Moving Averages Envelope

Moving Average Envelopes are percentage-based envelopes set above and below a moving average. The moving average, which forms the base for this indicator, can be a simple or exponential moving average. Each envelope is then set the same percentage above or below the moving average. This creates parallel bands that follow price action. With a moving average as the base, Moving Average Envelopes can be used as a trend following indicator. However, this indicator is not limited to just trend following. The envelopes can also be used to identify overbought and oversold levels when the trend is relatively flat.

Indicators based on channels, bands and envelopes are designed to encompass most price action. Therefore, moves above or below the envelopes warrant attention. Trends often start with strong moves in one direction or another. A surge above the upper envelope shows extraordinary strength, while a plunge below the lower envelope shows extraordinary weakness. Such strong moves can signal the end of one trend and the beginning of another.

(Element and coordinate records)
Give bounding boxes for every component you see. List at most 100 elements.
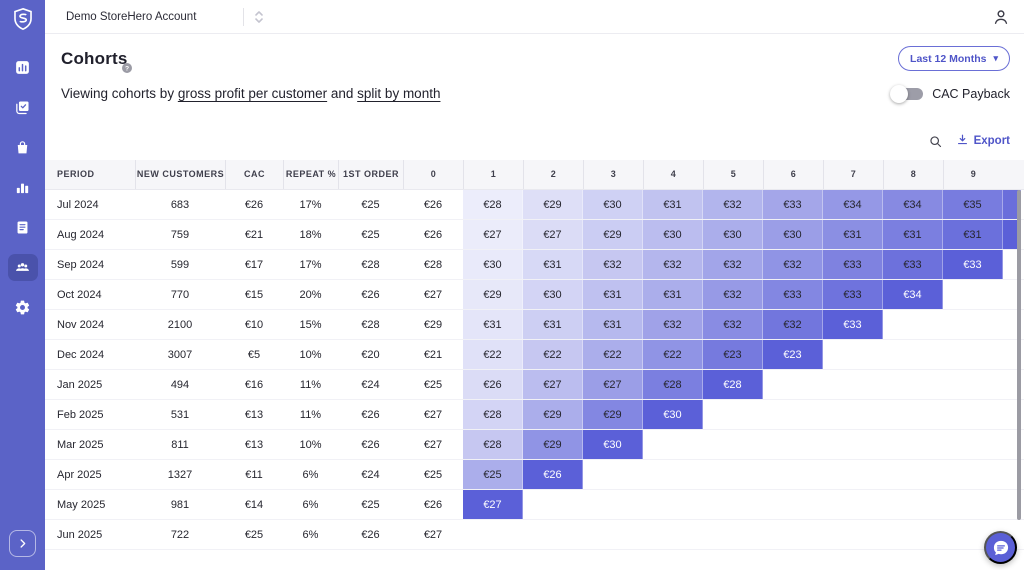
column-header-month-9: 9 [943,160,1003,189]
cac-cell: €5 [247,348,261,361]
cohort-table: PERIOD NEW CUSTOMERS CAC REPEAT % 1ST ORDER 0… [45,160,1024,550]
cohort-cell: €29 [523,190,583,219]
column-header-repeat-: REPEAT % [283,160,338,189]
cac-payback-toggle[interactable] [890,85,924,103]
help-icon[interactable]: ? [121,61,133,73]
period-cell: Mar 2025 [57,438,104,451]
subtitle-connector: and [327,86,358,101]
metric-link[interactable]: gross profit per customer [177,86,328,101]
table-row: Jun 2025 722 €25 6% €26 €27 [45,520,1024,550]
sidebar-item-dashboard[interactable] [8,54,38,81]
first-order-cell: €20 [361,348,380,361]
main-content: Cohorts ? Last 12 Months ▾ Viewing cohor… [45,34,1024,570]
first-order-cell: €26 [361,438,380,451]
sidebar-item-reports[interactable] [8,94,38,121]
sidebar-item-billing[interactable] [8,214,38,241]
cohort-cell: €31 [643,280,703,309]
cohort-cell: €33 [883,250,943,279]
cohort-cell: €32 [703,310,763,339]
date-range-button[interactable]: Last 12 Months ▾ [898,46,1010,71]
column-header-period: PERIOD [57,169,95,179]
toggle-thumb [890,85,909,103]
cohort-cell: €29 [583,400,643,429]
new-customers-cell: 494 [170,378,190,391]
column-header-cac: CAC [225,160,283,189]
sidebar-item-cohorts[interactable] [7,254,38,281]
account-name: Demo StoreHero Account [66,11,197,23]
cohort-cell: €28 [463,430,523,459]
repeat-pct-cell: 6% [302,498,319,511]
table-row: Oct 2024 770 €15 20% €26 €27 €29 €30 €31 €31 €32 €3… [45,280,1024,310]
new-customers-cell: 599 [170,258,190,271]
subtitle-prefix: Viewing cohorts by [61,86,178,101]
cohort-cell: €26 [523,460,583,489]
cohort-cell: €26 [463,370,523,399]
cohort-cell: €28 [463,190,523,219]
period-cell: Aug 2024 [57,228,105,241]
first-order-cell: €26 [361,528,380,541]
cohort-cell: €31 [583,310,643,339]
split-link[interactable]: split by month [357,86,441,101]
sidebar-item-analytics[interactable] [8,174,38,201]
column-header-new-customers: NEW CUSTOMERS [135,160,225,189]
sidebar-item-settings[interactable] [8,294,38,321]
cohort-cell: €22 [583,340,643,369]
repeat-pct-cell: 6% [302,468,319,481]
sidebar-item-orders[interactable] [8,134,38,161]
column-header-month-4: 4 [643,160,703,189]
new-customers-cell: 981 [170,498,190,511]
shopping-bag-icon [14,139,31,156]
cohort-cell: €34 [823,190,883,219]
cac-payback-label: CAC Payback [932,87,1010,101]
month-0-cell: €25 [423,468,443,481]
cohort-cell: €30 [583,190,643,219]
cohort-cell: €29 [583,220,643,249]
cohort-subtitle: Viewing cohorts by gross profit per cust… [61,86,440,101]
cohort-cell: €30 [583,430,643,459]
cohort-cell: €35 [943,190,1003,219]
cohort-cell: €33 [823,250,883,279]
cac-cell: €11 [245,468,263,481]
table-scrollbar[interactable] [1017,190,1021,520]
first-order-cell: €24 [361,378,380,391]
table-row: Feb 2025 531 €13 11% €26 €27 €28 €29 €29 €30 [45,400,1024,430]
user-profile-icon[interactable] [991,7,1011,27]
download-icon [956,133,969,149]
period-cell: Oct 2024 [57,288,102,301]
export-label: Export [973,135,1010,147]
table-row: Aug 2024 759 €21 18% €25 €26 €27 €27 €29 €30 €30 €3… [45,220,1024,250]
sidebar-expand-button[interactable] [9,530,36,557]
cohort-cell: €31 [883,220,943,249]
export-button[interactable]: Export [956,133,1010,149]
first-order-cell: €25 [361,198,380,211]
period-cell: Sep 2024 [57,258,105,271]
period-cell: Jun 2025 [57,528,103,541]
new-customers-cell: 1327 [167,468,193,481]
cohort-cell: €22 [523,340,583,369]
cac-cell: €14 [244,498,264,511]
account-switcher-icon[interactable] [250,8,268,26]
search-icon[interactable] [928,134,943,149]
caret-down-icon: ▾ [993,53,998,63]
cohort-cell: €30 [463,250,523,279]
table-tools: Export [928,133,1010,149]
cohort-cell: €30 [703,220,763,249]
cohort-cell: €33 [823,280,883,309]
chat-widget-button[interactable] [984,531,1017,564]
new-customers-cell: 759 [170,228,190,241]
repeat-pct-cell: 11% [299,408,322,421]
repeat-pct-cell: 10% [299,348,322,361]
cohort-cell: €23 [703,340,763,369]
column-header-1st-order: 1ST ORDER [338,160,403,189]
first-order-cell: €25 [361,498,380,511]
cohort-cell: €31 [463,310,523,339]
cac-cell: €21 [244,228,264,241]
storehero-logo-icon[interactable] [0,4,45,34]
cac-cell: €16 [244,378,264,391]
period-cell: Feb 2025 [57,408,104,421]
first-order-cell: €26 [361,408,380,421]
topbar-divider [243,8,244,26]
repeat-pct-cell: 18% [299,228,322,241]
page-title: Cohorts [61,49,128,68]
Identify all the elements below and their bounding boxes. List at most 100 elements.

**Written task 1**
Summarize the moving average envelopes text in two sentences.
**Written task 2**
Based on the moving average envelopes text, answer yes or no to each statement and quote the words that decide it.
(a) The moving average at the base of the indicator must be exponential.
(b) The envelopes can help identify overbought and oversold levels when the trend is relatively flat.
(c) A plunge below the lower envelope shows extraordinary strength.

**Written reply 1**
Moving Average Envelopes are bands set the same percentage above and below a simple or exponential moving average, and they can be used for trend following and for identifying overbought and oversold levels when the trend is relatively flat. Because such envelopes are designed to encompass most price action, moves above or below them warrant attention, and they can signal the end of one trend and the beginning of another.

**Written reply 2**
(a) No: "can be a simple or exponential moving average."
(b) Yes: "The envelopes can also be used to identify overbought and oversold levels when the trend is relatively flat."
(c) No: "a plunge below the lower envelope shows extraordinary weakness."